DIRECTIVE
Output every line below without omitting or altering anything.

SOURCE MATERIAL
○ ○ ○
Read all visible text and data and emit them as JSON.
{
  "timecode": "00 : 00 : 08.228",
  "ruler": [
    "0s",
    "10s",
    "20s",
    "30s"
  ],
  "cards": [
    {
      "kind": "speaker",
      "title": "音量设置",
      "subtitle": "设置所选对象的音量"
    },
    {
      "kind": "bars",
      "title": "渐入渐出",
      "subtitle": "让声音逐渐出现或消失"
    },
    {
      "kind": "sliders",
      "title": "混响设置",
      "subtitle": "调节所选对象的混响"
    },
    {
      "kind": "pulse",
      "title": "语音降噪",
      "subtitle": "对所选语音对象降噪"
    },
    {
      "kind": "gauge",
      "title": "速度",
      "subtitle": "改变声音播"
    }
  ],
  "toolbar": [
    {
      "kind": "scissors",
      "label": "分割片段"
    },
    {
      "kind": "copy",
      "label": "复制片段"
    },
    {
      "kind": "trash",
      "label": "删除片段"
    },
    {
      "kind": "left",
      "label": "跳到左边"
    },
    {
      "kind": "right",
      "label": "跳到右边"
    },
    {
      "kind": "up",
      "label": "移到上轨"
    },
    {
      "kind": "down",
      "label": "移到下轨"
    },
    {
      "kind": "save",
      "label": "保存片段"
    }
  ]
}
○ ○ ○
SOLUTION BELOW
Read all visible text and data and emit them as JSON.
{
  "timecode": "00 : 00 : 08.228",
  "ruler": [
    "0s",
    "10s",
    "20s",
    "30s"
  ],
  "cards": [
    {
      "kind": "speaker",
      "title": "音量设置",
      "subtitle": "设置所选对象的音量"
    },
    {
      "kind": "bars",
      "title": "渐入渐出",
      "subtitle": "让声音逐渐出现或消失"
    },
    {
      "kind": "sliders",
      "title": "混响设置",
      "subtitle": "调节所选对象的混响"
    },
    {
      "kind": "pulse",
      "title": "语音降噪",
      "subtitle": "对所选语音对象降噪"
    },
    {
      "kind": "gauge",
      "title": "速度",
      "subtitle": "改变声音播"
    }
  ],
  "toolbar": [
    {
      "kind": "scissors",
      "label": "分割片段"
    },
    {
      "kind": "copy",
      "label": "复制片段"
    },
    {
      "kind": "trash",
      "label": "删除片段"
    },
    {
      "kind": "left",
      "label": "跳到左边"
    },
    {
      "kind": "right",
      "label": "跳到右边"
    },
    {
      "kind": "up",
      "label": "移到上轨"
    },
    {
      "kind": "down",
      "label": "移到下轨"
    },
    {
      "kind": "save",
      "label": "保存片段"
    }
  ]
}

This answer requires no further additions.